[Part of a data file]
################
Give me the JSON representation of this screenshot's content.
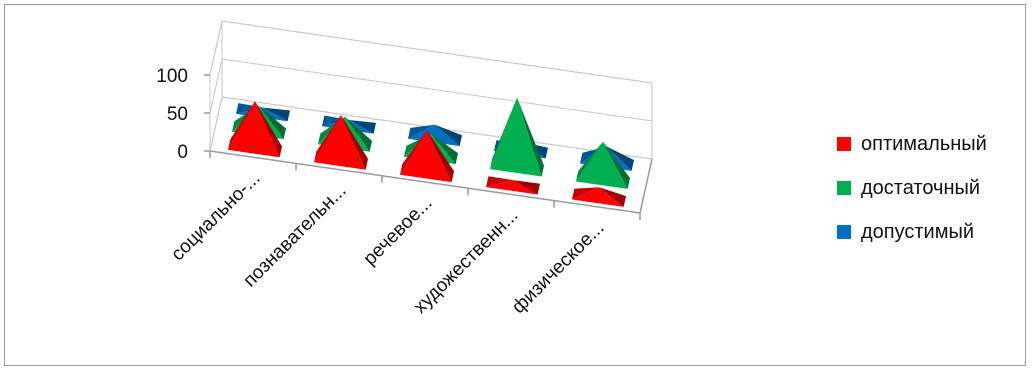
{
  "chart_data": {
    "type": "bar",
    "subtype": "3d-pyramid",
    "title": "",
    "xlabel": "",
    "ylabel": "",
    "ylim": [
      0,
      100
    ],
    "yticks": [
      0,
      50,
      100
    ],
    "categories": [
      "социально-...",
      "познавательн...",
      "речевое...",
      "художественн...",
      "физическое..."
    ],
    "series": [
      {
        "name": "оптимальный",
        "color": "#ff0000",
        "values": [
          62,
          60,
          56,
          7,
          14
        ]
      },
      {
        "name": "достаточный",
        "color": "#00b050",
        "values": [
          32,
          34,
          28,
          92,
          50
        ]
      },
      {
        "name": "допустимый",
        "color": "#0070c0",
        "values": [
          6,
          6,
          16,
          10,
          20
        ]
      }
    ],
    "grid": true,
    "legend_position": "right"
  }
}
################
Gather each line in the data that holds the string "name".

§ Finished exercise:
        "name": "оптимальный",
        "name": "достаточный",
        "name": "допустимый",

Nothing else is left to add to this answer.